WHAT THE TASK ASKS> Produce the listing below again, exactly as shown.

SUPPLIED ENTRIES>
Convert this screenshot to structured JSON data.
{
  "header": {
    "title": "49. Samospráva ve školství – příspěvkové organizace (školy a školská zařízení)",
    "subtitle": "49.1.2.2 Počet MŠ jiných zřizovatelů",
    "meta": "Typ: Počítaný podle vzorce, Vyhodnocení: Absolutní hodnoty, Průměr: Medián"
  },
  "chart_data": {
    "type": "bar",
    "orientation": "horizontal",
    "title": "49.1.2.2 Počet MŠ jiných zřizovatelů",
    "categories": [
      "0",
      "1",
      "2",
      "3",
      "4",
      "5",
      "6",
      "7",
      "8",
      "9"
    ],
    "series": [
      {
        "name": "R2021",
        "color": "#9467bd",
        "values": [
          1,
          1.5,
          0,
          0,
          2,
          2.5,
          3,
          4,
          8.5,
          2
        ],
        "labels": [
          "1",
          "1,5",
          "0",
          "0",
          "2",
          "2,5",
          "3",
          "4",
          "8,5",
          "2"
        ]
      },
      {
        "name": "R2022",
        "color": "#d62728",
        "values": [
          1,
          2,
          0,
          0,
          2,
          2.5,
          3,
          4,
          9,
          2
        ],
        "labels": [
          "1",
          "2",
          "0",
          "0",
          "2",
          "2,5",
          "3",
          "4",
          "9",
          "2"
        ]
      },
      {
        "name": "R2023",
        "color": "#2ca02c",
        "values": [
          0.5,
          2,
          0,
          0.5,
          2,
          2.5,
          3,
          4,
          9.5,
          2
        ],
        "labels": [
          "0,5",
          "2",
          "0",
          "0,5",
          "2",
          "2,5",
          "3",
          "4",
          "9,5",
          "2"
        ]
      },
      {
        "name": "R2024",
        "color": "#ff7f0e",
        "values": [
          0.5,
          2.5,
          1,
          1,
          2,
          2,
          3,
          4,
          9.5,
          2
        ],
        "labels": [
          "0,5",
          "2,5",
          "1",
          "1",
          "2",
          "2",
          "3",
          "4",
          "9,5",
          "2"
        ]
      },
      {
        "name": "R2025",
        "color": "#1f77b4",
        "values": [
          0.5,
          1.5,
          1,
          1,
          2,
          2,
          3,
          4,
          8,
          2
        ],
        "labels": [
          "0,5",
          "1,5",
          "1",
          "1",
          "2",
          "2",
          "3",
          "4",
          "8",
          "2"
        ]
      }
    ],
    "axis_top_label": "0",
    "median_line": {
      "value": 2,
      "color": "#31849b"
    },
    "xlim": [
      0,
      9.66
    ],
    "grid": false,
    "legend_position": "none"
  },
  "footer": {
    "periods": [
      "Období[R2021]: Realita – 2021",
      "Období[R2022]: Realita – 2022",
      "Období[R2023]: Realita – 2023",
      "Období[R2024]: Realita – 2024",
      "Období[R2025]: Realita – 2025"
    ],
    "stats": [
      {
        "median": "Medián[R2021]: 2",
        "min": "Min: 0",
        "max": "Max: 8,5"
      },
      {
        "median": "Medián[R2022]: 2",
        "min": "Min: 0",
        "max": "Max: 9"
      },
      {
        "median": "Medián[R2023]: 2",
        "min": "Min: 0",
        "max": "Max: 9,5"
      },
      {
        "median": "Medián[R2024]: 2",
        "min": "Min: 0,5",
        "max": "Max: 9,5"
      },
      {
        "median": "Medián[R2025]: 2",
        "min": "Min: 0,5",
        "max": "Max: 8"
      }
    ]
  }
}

OUTPUT FOR THIS TASK>
Convert this screenshot to structured JSON data.
{
  "header": {
    "title": "49. Samospráva ve školství – příspěvkové organizace (školy a školská zařízení)",
    "subtitle": "49.1.2.2 Počet MŠ jiných zřizovatelů",
    "meta": "Typ: Počítaný podle vzorce, Vyhodnocení: Absolutní hodnoty, Průměr: Medián"
  },
  "chart_data": {
    "type": "bar",
    "orientation": "horizontal",
    "title": "49.1.2.2 Počet MŠ jiných zřizovatelů",
    "categories": [
      "0",
      "1",
      "2",
      "3",
      "4",
      "5",
      "6",
      "7",
      "8",
      "9"
    ],
    "series": [
      {
        "name": "R2021",
        "color": "#9467bd",
        "values": [
          1,
          1.5,
          0,
          0,
          2,
          2.5,
          3,
          4,
          8.5,
          2
        ],
        "labels": [
          "1",
          "1,5",
          "0",
          "0",
          "2",
          "2,5",
          "3",
          "4",
          "8,5",
          "2"
        ]
      },
      {
        "name": "R2022",
        "color": "#d62728",
        "values": [
          1,
          2,
          0,
          0,
          2,
          2.5,
          3,
          4,
          9,
          2
        ],
        "labels": [
          "1",
          "2",
          "0",
          "0",
          "2",
          "2,5",
          "3",
          "4",
          "9",
          "2"
        ]
      },
      {
        "name": "R2023",
        "color": "#2ca02c",
        "values": [
          0.5,
          2,
          0,
          0.5,
          2,
          2.5,
          3,
          4,
          9.5,
          2
        ],
        "labels": [
          "0,5",
          "2",
          "0",
          "0,5",
          "2",
          "2,5",
          "3",
          "4",
          "9,5",
          "2"
        ]
      },
      {
        "name": "R2024",
        "color": "#ff7f0e",
        "values": [
          0.5,
          2.5,
          1,
          1,
          2,
          2,
          3,
          4,
          9.5,
          2
        ],
        "labels": [
          "0,5",
          "2,5",
          "1",
          "1",
          "2",
          "2",
          "3",
          "4",
          "9,5",
          "2"
        ]
      },
      {
        "name": "R2025",
        "color": "#1f77b4",
        "values": [
          0.5,
          1.5,
          1,
          1,
          2,
          2,
          3,
          4,
          8,
          2
        ],
        "labels": [
          "0,5",
          "1,5",
          "1",
          "1",
          "2",
          "2",
          "3",
          "4",
          "8",
          "2"
        ]
      }
    ],
    "axis_top_label": "0",
    "median_line": {
      "value": 2,
      "color": "#31849b"
    },
    "xlim": [
      0,
      9.66
    ],
    "grid": false,
    "legend_position": "none"
  },
  "footer": {
    "periods": [
      "Období[R2021]: Realita – 2021",
      "Období[R2022]: Realita – 2022",
      "Období[R2023]: Realita – 2023",
      "Období[R2024]: Realita – 2024",
      "Období[R2025]: Realita – 2025"
    ],
    "stats": [
      {
        "median": "Medián[R2021]: 2",
        "min": "Min: 0",
        "max": "Max: 8,5"
      },
      {
        "median": "Medián[R2022]: 2",
        "min": "Min: 0",
        "max": "Max: 9"
      },
      {
        "median": "Medián[R2023]: 2",
        "min": "Min: 0",
        "max": "Max: 9,5"
      },
      {
        "median": "Medián[R2024]: 2",
        "min": "Min: 0,5",
        "max": "Max: 9,5"
      },
      {
        "median": "Medián[R2025]: 2",
        "min": "Min: 0,5",
        "max": "Max: 8"
      }
    ]
  }
}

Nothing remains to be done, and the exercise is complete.